▽
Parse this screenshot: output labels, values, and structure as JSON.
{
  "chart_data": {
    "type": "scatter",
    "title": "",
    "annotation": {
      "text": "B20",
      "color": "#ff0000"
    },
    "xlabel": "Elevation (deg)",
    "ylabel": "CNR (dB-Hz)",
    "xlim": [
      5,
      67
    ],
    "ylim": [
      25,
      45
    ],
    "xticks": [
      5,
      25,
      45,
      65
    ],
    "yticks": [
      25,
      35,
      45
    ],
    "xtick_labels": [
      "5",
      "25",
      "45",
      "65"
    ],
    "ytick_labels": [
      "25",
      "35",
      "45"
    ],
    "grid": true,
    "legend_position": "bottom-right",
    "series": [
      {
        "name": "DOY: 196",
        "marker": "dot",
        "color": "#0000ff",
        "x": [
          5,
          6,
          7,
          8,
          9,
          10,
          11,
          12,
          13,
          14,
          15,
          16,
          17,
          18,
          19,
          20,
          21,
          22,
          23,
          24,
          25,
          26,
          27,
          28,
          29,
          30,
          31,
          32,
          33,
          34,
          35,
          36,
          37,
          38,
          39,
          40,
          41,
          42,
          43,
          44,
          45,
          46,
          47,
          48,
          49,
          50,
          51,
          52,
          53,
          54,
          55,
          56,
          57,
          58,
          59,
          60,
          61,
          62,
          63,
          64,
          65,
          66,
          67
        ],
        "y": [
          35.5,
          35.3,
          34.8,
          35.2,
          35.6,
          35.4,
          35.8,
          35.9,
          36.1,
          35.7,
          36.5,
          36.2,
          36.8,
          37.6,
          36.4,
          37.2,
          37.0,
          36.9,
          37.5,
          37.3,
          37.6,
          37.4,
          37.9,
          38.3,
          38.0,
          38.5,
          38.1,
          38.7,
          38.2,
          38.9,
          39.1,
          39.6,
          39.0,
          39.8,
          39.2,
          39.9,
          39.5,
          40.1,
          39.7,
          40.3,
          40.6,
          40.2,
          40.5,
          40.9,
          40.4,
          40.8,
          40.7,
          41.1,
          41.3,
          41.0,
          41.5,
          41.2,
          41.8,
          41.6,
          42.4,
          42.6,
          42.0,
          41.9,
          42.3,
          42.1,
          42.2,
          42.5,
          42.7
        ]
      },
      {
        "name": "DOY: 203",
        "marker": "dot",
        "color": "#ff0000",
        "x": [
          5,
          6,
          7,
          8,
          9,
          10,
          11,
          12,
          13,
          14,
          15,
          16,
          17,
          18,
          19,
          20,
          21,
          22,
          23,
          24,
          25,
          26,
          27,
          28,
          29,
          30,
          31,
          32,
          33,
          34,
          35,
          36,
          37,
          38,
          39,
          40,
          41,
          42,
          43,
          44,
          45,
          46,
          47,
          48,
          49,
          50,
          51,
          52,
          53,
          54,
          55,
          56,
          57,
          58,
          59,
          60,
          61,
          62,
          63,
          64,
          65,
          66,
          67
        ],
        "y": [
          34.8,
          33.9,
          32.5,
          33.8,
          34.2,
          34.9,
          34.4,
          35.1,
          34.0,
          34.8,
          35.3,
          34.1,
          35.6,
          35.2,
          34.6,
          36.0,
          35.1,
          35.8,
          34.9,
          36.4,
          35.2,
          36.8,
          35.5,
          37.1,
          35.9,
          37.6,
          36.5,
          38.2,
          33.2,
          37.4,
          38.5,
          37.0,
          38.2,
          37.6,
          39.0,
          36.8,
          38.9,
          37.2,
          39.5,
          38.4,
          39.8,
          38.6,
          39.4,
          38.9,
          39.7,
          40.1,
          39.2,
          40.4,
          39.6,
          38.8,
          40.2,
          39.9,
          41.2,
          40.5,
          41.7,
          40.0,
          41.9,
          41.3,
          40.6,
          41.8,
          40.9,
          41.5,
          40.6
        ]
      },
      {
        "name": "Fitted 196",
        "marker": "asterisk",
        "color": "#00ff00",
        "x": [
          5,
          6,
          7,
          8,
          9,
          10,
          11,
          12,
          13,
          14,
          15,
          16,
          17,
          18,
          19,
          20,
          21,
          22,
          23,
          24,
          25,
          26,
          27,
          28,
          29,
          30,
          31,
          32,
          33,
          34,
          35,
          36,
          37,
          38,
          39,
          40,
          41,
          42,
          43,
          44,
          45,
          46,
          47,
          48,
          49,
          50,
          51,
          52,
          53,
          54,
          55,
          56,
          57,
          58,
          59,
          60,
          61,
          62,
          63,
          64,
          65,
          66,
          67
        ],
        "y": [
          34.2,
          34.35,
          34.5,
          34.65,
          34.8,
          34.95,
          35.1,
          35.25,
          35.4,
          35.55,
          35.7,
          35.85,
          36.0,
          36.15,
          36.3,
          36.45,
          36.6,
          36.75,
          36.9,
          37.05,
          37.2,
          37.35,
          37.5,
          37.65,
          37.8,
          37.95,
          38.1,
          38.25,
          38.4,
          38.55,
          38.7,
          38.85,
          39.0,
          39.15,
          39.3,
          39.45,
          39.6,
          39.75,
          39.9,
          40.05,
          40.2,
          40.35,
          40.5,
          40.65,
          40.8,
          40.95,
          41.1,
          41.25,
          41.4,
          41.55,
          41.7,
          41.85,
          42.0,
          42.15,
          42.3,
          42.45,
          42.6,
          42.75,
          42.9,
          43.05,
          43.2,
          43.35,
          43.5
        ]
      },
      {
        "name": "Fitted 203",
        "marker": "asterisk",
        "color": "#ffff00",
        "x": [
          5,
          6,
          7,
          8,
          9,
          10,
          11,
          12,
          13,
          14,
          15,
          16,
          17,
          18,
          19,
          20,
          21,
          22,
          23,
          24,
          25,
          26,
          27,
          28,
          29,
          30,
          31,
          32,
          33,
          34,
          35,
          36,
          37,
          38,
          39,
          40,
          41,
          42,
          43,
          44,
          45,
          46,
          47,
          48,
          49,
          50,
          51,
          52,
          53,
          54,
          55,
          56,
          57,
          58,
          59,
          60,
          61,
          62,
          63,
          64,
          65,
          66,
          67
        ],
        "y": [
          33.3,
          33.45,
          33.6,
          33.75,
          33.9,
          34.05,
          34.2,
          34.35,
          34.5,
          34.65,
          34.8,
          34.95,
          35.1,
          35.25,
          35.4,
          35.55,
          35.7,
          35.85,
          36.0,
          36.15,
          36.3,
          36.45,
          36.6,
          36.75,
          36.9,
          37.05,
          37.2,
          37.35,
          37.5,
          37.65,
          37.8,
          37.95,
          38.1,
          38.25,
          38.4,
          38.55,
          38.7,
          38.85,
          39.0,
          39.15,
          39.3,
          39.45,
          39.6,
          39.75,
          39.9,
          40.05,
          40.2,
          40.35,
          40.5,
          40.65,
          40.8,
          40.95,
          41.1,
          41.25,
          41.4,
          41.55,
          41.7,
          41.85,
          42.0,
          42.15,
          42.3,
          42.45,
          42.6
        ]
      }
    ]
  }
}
△
_Exercise brief:_ Repeat the material above in full, keeping every word.

_The output:_
Parse this screenshot: output labels, values, and structure as JSON.
{
  "chart_data": {
    "type": "scatter",
    "title": "",
    "annotation": {
      "text": "B20",
      "color": "#ff0000"
    },
    "xlabel": "Elevation (deg)",
    "ylabel": "CNR (dB-Hz)",
    "xlim": [
      5,
      67
    ],
    "ylim": [
      25,
      45
    ],
    "xticks": [
      5,
      25,
      45,
      65
    ],
    "yticks": [
      25,
      35,
      45
    ],
    "xtick_labels": [
      "5",
      "25",
      "45",
      "65"
    ],
    "ytick_labels": [
      "25",
      "35",
      "45"
    ],
    "grid": true,
    "legend_position": "bottom-right",
    "series": [
      {
        "name": "DOY: 196",
        "marker": "dot",
        "color": "#0000ff",
        "x": [
          5,
          6,
          7,
          8,
          9,
          10,
          11,
          12,
          13,
          14,
          15,
          16,
          17,
          18,
          19,
          20,
          21,
          22,
          23,
          24,
          25,
          26,
          27,
          28,
          29,
          30,
          31,
          32,
          33,
          34,
          35,
          36,
          37,
          38,
          39,
          40,
          41,
          42,
          43,
          44,
          45,
          46,
          47,
          48,
          49,
          50,
          51,
          52,
          53,
          54,
          55,
          56,
          57,
          58,
          59,
          60,
          61,
          62,
          63,
          64,
          65,
          66,
          67
        ],
        "y": [
          35.5,
          35.3,
          34.8,
          35.2,
          35.6,
          35.4,
          35.8,
          35.9,
          36.1,
          35.7,
          36.5,
          36.2,
          36.8,
          37.6,
          36.4,
          37.2,
          37.0,
          36.9,
          37.5,
          37.3,
          37.6,
          37.4,
          37.9,
          38.3,
          38.0,
          38.5,
          38.1,
          38.7,
          38.2,
          38.9,
          39.1,
          39.6,
          39.0,
          39.8,
          39.2,
          39.9,
          39.5,
          40.1,
          39.7,
          40.3,
          40.6,
          40.2,
          40.5,
          40.9,
          40.4,
          40.8,
          40.7,
          41.1,
          41.3,
          41.0,
          41.5,
          41.2,
          41.8,
          41.6,
          42.4,
          42.6,
          42.0,
          41.9,
          42.3,
          42.1,
          42.2,
          42.5,
          42.7
        ]
      },
      {
        "name": "DOY: 203",
        "marker": "dot",
        "color": "#ff0000",
        "x": [
          5,
          6,
          7,
          8,
          9,
          10,
          11,
          12,
          13,
          14,
          15,
          16,
          17,
          18,
          19,
          20,
          21,
          22,
          23,
          24,
          25,
          26,
          27,
          28,
          29,
          30,
          31,
          32,
          33,
          34,
          35,
          36,
          37,
          38,
          39,
          40,
          41,
          42,
          43,
          44,
          45,
          46,
          47,
          48,
          49,
          50,
          51,
          52,
          53,
          54,
          55,
          56,
          57,
          58,
          59,
          60,
          61,
          62,
          63,
          64,
          65,
          66,
          67
        ],
        "y": [
          34.8,
          33.9,
          32.5,
          33.8,
          34.2,
          34.9,
          34.4,
          35.1,
          34.0,
          34.8,
          35.3,
          34.1,
          35.6,
          35.2,
          34.6,
          36.0,
          35.1,
          35.8,
          34.9,
          36.4,
          35.2,
          36.8,
          35.5,
          37.1,
          35.9,
          37.6,
          36.5,
          38.2,
          33.2,
          37.4,
          38.5,
          37.0,
          38.2,
          37.6,
          39.0,
          36.8,
          38.9,
          37.2,
          39.5,
          38.4,
          39.8,
          38.6,
          39.4,
          38.9,
          39.7,
          40.1,
          39.2,
          40.4,
          39.6,
          38.8,
          40.2,
          39.9,
          41.2,
          40.5,
          41.7,
          40.0,
          41.9,
          41.3,
          40.6,
          41.8,
          40.9,
          41.5,
          40.6
        ]
      },
      {
        "name": "Fitted 196",
        "marker": "asterisk",
        "color": "#00ff00",
        "x": [
          5,
          6,
          7,
          8,
          9,
          10,
          11,
          12,
          13,
          14,
          15,
          16,
          17,
          18,
          19,
          20,
          21,
          22,
          23,
          24,
          25,
          26,
          27,
          28,
          29,
          30,
          31,
          32,
          33,
          34,
          35,
          36,
          37,
          38,
          39,
          40,
          41,
          42,
          43,
          44,
          45,
          46,
          47,
          48,
          49,
          50,
          51,
          52,
          53,
          54,
          55,
          56,
          57,
          58,
          59,
          60,
          61,
          62,
          63,
          64,
          65,
          66,
          67
        ],
        "y": [
          34.2,
          34.35,
          34.5,
          34.65,
          34.8,
          34.95,
          35.1,
          35.25,
          35.4,
          35.55,
          35.7,
          35.85,
          36.0,
          36.15,
          36.3,
          36.45,
          36.6,
          36.75,
          36.9,
          37.05,
          37.2,
          37.35,
          37.5,
          37.65,
          37.8,
          37.95,
          38.1,
          38.25,
          38.4,
          38.55,
          38.7,
          38.85,
          39.0,
          39.15,
          39.3,
          39.45,
          39.6,
          39.75,
          39.9,
          40.05,
          40.2,
          40.35,
          40.5,
          40.65,
          40.8,
          40.95,
          41.1,
          41.25,
          41.4,
          41.55,
          41.7,
          41.85,
          42.0,
          42.15,
          42.3,
          42.45,
          42.6,
          42.75,
          42.9,
          43.05,
          43.2,
          43.35,
          43.5
        ]
      },
      {
        "name": "Fitted 203",
        "marker": "asterisk",
        "color": "#ffff00",
        "x": [
          5,
          6,
          7,
          8,
          9,
          10,
          11,
          12,
          13,
          14,
          15,
          16,
          17,
          18,
          19,
          20,
          21,
          22,
          23,
          24,
          25,
          26,
          27,
          28,
          29,
          30,
          31,
          32,
          33,
          34,
          35,
          36,
          37,
          38,
          39,
          40,
          41,
          42,
          43,
          44,
          45,
          46,
          47,
          48,
          49,
          50,
          51,
          52,
          53,
          54,
          55,
          56,
          57,
          58,
          59,
          60,
          61,
          62,
          63,
          64,
          65,
          66,
          67
        ],
        "y": [
          33.3,
          33.45,
          33.6,
          33.75,
          33.9,
          34.05,
          34.2,
          34.35,
          34.5,
          34.65,
          34.8,
          34.95,
          35.1,
          35.25,
          35.4,
          35.55,
          35.7,
          35.85,
          36.0,
          36.15,
          36.3,
          36.45,
          36.6,
          36.75,
          36.9,
          37.05,
          37.2,
          37.35,
          37.5,
          37.65,
          37.8,
          37.95,
          38.1,
          38.25,
          38.4,
          38.55,
          38.7,
          38.85,
          39.0,
          39.15,
          39.3,
          39.45,
          39.6,
          39.75,
          39.9,
          40.05,
          40.2,
          40.35,
          40.5,
          40.65,
          40.8,
          40.95,
          41.1,
          41.25,
          41.4,
          41.55,
          41.7,
          41.85,
          42.0,
          42.15,
          42.3,
          42.45,
          42.6
        ]
      }
    ]
  }
}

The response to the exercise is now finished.